COMPLETE THE FOLLOWING:
a. Reproduce the passage in the FPGA graphics introduction starting with "10 June 2020" and going on through "with Exploring FPGA Graphics.".
b. According to the FPGA graphics introduction, what does the series aim to give readers by exploring graphics at the hardware level? Answer in one to three sentences.
c. Go on with the FPGA graphics introduction from the point where it stops.

DOCUMENT TEXT:
- - -

10 June 2020

FPGA Ad Astra

Welcome back to Exploring FPGA Graphics. In the previous part we created a version of the classic game, Pong. In this third part, we take inspiration from an even earlier game: Computer Space and work with sprites, bitmap fonts, and starfields.

In this series, we explore graphics at the hardware level and get a feel for the power of FPGAs. We start by learning how displays work, before racing the beam with Pong, drawing starfields and sprites, simulating life with bitmaps, drawing lines and triangles, and finally creating simple 3D models. I’ll be writing and revising this series throughout 2020. New to the series? Start with Exploring FPGA Graphics.

Updated 2020-08-17. Get in touch with @WillFlux or open an issue on GitHub.

- - -

[Layout annotation data]
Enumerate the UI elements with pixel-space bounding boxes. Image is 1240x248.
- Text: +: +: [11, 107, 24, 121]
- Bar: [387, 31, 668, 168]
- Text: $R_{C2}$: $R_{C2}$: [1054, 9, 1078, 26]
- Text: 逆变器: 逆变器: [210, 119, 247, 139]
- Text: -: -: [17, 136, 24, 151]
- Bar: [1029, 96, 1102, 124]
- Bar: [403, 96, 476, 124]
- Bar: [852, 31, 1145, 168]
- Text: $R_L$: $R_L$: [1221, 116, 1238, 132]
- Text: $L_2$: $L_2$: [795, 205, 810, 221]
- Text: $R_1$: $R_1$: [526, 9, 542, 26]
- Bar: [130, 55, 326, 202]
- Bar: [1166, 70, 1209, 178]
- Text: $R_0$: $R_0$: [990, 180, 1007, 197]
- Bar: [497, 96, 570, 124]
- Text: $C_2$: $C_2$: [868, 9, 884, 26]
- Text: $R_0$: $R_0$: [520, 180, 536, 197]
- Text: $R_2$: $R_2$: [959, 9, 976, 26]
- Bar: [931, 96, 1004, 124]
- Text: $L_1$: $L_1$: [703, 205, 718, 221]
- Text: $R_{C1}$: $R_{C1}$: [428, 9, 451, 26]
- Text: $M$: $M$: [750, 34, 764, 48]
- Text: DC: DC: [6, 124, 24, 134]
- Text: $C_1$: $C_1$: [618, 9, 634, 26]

- - -

EXERCISE ANSWERS:
a.
10 June 2020

FPGA Ad Astra

Welcome back to Exploring FPGA Graphics. In the previous part we created a version of the classic game, Pong. In this third part, we take inspiration from an even earlier game: Computer Space and work with sprites, bitmap fonts, and starfields.

In this series, we explore graphics at the hardware level and get a feel for the power of FPGAs. We start by learning how displays work, before racing the beam with Pong, drawing starfields and sprites, simulating life with bitmaps, drawing lines and triangles, and finally creating simple 3D models. I’ll be writing and revising this series throughout 2020. New to the series? Start with Exploring FPGA Graphics.

b. The series explores graphics at the hardware level so that readers get a feel for the power of FPGAs.

c.
Series Outline

  • Exploring FPGA Graphics - how displays work and simple animated colour graphics
  • FPGA Pong - race the beam to create the arcade classic
  • FPGA Ad Astra (this post) - animated starfields, hardware sprites, and bitmap fonts
  • Life on Screen - bitmaps and Conway’s Game of Life
  • Hard Lines - 2D drawing (planned)
  • More to follow

Requirements

For this series, you need an FPGA board with video output. We’ll be working at 640x480, so pretty much any video output will do. You should be comfortable with programming your FPGA board and reasonably familiar with Verilog.

We’ll be demoing with these boards:

Follow the source README to quickly build a project for either of these boards.

Source

All the Verilog designs featured in this series are available in the Exploring FPGAs repo and source links are included throughout the blog. The designs are open source under the permissive MIT licence, but this blog is subject to normal copyright restrictions.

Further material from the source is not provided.